Collected data:
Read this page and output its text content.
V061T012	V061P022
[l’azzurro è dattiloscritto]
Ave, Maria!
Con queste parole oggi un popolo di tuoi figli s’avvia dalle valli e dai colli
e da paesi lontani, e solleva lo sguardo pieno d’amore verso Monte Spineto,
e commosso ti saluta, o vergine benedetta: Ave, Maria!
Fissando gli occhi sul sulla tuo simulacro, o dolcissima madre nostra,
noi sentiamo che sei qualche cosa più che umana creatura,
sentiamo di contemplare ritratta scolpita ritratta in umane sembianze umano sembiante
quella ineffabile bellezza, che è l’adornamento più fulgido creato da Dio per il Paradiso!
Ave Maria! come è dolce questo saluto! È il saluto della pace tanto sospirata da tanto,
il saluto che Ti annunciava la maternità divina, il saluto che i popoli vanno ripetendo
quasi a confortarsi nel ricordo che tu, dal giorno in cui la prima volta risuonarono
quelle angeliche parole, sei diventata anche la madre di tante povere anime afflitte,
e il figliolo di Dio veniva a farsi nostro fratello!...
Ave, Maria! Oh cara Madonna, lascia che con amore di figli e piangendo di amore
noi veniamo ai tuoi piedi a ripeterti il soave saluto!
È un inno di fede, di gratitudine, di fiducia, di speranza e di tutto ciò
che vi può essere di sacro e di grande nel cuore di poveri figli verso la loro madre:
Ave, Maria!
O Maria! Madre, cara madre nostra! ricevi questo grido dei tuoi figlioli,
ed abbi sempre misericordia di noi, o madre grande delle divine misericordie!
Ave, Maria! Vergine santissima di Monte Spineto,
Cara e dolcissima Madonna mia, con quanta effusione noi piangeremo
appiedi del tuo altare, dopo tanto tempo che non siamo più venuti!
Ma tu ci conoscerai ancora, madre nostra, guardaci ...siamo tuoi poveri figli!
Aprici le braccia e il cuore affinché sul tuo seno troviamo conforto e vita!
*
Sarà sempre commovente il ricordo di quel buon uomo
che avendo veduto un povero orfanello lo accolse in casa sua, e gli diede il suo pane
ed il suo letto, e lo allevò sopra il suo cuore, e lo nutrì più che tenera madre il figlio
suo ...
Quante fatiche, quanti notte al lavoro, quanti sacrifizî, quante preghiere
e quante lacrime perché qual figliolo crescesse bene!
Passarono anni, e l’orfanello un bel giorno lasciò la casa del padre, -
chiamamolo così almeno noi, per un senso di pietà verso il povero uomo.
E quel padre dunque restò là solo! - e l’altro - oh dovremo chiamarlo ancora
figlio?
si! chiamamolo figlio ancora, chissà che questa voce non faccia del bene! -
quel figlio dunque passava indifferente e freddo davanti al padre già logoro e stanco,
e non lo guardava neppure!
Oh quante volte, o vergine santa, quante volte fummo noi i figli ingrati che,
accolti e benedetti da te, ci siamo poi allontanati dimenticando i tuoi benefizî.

* SHORT PROBLEM: Your task is to transcribe the material exactly.

* WORKED SOLUTION:
Read this page and output its text content.
V061T012	V061P022
[l’azzurro è dattiloscritto]
Ave, Maria!
Con queste parole oggi un popolo di tuoi figli s’avvia dalle valli e dai colli
e da paesi lontani, e solleva lo sguardo pieno d’amore verso Monte Spineto,
e commosso ti saluta, o vergine benedetta: Ave, Maria!
Fissando gli occhi sul sulla tuo simulacro, o dolcissima madre nostra,
noi sentiamo che sei qualche cosa più che umana creatura,
sentiamo di contemplare ritratta scolpita ritratta in umane sembianze umano sembiante
quella ineffabile bellezza, che è l’adornamento più fulgido creato da Dio per il Paradiso!
Ave Maria! come è dolce questo saluto! È il saluto della pace tanto sospirata da tanto,
il saluto che Ti annunciava la maternità divina, il saluto che i popoli vanno ripetendo
quasi a confortarsi nel ricordo che tu, dal giorno in cui la prima volta risuonarono
quelle angeliche parole, sei diventata anche la madre di tante povere anime afflitte,
e il figliolo di Dio veniva a farsi nostro fratello!...
Ave, Maria! Oh cara Madonna, lascia che con amore di figli e piangendo di amore
noi veniamo ai tuoi piedi a ripeterti il soave saluto!
È un inno di fede, di gratitudine, di fiducia, di speranza e di tutto ciò
che vi può essere di sacro e di grande nel cuore di poveri figli verso la loro madre:
Ave, Maria!
O Maria! Madre, cara madre nostra! ricevi questo grido dei tuoi figlioli,
ed abbi sempre misericordia di noi, o madre grande delle divine misericordie!
Ave, Maria! Vergine santissima di Monte Spineto,
Cara e dolcissima Madonna mia, con quanta effusione noi piangeremo
appiedi del tuo altare, dopo tanto tempo che non siamo più venuti!
Ma tu ci conoscerai ancora, madre nostra, guardaci ...siamo tuoi poveri figli!
Aprici le braccia e il cuore affinché sul tuo seno troviamo conforto e vita!
*
Sarà sempre commovente il ricordo di quel buon uomo
che avendo veduto un povero orfanello lo accolse in casa sua, e gli diede il suo pane
ed il suo letto, e lo allevò sopra il suo cuore, e lo nutrì più che tenera madre il figlio
suo ...
Quante fatiche, quanti notte al lavoro, quanti sacrifizî, quante preghiere
e quante lacrime perché qual figliolo crescesse bene!
Passarono anni, e l’orfanello un bel giorno lasciò la casa del padre, -
chiamamolo così almeno noi, per un senso di pietà verso il povero uomo.
E quel padre dunque restò là solo! - e l’altro - oh dovremo chiamarlo ancora
figlio?
si! chiamamolo figlio ancora, chissà che questa voce non faccia del bene! -
quel figlio dunque passava indifferente e freddo davanti al padre già logoro e stanco,
e non lo guardava neppure!
Oh quante volte, o vergine santa, quante volte fummo noi i figli ingrati che,
accolti e benedetti da te, ci siamo poi allontanati dimenticando i tuoi benefizî.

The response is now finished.